◆ Stated goal:
Using the records provided below, locate and copy each line that contains the word "Rincian".

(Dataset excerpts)
•••
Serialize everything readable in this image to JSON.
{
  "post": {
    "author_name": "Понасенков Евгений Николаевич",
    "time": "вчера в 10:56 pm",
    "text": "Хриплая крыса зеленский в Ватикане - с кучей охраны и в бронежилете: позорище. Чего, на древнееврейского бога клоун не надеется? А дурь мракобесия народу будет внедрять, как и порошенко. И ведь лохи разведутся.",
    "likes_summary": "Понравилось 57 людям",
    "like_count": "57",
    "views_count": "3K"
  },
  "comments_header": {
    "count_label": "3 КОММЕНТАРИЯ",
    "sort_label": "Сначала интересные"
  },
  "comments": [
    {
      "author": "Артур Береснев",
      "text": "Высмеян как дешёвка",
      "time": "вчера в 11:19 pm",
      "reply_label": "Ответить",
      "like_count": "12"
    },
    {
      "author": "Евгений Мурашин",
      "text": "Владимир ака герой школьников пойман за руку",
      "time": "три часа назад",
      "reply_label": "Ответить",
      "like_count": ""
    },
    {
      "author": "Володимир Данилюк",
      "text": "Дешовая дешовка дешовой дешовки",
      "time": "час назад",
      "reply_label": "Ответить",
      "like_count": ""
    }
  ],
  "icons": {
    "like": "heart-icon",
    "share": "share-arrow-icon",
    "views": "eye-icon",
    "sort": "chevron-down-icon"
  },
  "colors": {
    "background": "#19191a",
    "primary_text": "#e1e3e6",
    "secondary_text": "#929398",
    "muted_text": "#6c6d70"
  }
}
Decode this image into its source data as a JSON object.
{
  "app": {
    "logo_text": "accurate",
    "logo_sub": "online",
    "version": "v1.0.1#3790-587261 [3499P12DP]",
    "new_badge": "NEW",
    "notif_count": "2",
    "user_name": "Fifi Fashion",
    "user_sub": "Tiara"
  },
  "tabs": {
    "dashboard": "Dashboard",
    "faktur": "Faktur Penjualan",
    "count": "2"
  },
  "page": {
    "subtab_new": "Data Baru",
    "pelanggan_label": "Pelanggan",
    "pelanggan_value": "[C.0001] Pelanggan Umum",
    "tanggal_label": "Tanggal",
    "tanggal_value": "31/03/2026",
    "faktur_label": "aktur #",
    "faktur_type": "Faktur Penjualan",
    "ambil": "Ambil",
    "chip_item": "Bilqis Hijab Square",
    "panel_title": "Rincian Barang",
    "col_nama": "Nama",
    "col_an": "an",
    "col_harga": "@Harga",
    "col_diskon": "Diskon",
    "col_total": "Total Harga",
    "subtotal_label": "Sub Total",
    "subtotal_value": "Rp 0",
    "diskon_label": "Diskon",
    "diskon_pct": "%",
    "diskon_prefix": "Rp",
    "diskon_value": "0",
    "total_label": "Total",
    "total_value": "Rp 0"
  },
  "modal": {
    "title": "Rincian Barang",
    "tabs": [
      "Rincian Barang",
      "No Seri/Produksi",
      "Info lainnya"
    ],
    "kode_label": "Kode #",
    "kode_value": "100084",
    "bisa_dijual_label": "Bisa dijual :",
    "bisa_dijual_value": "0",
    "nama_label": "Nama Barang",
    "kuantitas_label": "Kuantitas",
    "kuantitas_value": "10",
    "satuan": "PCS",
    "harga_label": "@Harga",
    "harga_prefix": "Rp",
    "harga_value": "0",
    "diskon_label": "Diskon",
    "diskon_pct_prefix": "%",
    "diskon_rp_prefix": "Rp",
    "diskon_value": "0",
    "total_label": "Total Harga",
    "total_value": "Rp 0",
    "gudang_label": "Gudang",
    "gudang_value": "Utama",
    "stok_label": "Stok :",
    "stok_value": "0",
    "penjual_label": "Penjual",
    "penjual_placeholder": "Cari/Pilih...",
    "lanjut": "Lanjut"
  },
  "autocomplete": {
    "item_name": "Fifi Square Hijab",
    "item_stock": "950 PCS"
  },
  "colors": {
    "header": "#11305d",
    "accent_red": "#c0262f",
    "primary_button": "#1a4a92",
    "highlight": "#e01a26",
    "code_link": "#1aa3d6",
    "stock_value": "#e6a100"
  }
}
•••
◆ Exercise output:
    "panel_title": "Rincian Barang",
    "title": "Rincian Barang",
      "Rincian Barang",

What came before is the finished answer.